(Dataset items)

------------------------------------------------

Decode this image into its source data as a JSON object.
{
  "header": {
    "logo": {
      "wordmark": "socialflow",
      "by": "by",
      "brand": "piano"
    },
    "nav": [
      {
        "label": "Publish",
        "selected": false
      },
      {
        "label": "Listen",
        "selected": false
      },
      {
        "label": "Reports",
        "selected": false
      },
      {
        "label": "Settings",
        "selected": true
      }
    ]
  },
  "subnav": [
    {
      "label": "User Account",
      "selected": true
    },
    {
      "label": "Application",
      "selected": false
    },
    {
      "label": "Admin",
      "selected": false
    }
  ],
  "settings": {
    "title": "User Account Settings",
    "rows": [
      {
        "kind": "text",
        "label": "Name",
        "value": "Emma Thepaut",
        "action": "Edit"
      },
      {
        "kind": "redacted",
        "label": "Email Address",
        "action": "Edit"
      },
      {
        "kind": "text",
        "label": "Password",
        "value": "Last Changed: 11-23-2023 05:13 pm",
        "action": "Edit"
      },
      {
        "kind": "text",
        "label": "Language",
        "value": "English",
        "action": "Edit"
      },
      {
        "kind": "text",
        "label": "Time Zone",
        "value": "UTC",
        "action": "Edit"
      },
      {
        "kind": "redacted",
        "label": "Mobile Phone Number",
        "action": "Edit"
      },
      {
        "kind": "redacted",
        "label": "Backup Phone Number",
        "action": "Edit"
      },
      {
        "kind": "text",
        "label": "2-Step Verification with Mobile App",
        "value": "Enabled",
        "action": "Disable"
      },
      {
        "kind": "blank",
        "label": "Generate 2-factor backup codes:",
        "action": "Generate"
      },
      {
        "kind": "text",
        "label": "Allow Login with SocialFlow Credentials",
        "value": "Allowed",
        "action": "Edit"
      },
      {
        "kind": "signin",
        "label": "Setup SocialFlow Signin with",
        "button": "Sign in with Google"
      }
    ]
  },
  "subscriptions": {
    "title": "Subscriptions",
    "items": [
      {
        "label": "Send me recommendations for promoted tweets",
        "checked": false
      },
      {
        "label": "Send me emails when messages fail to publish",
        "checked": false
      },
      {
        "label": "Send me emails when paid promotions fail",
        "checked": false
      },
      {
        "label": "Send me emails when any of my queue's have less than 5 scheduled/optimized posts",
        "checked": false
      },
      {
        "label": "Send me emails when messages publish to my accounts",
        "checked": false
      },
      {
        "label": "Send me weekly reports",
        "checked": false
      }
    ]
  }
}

------------------------------------------------

YOUR OBJECTIVE:
From the records above, copy every line that holds the word "value".

CORRECT RESULT:
        "value": "Emma Thepaut",
        "value": "Last Changed: 11-23-2023 05:13 pm",
        "value": "English",
        "value": "UTC",
        "value": "Enabled",
        "value": "Allowed",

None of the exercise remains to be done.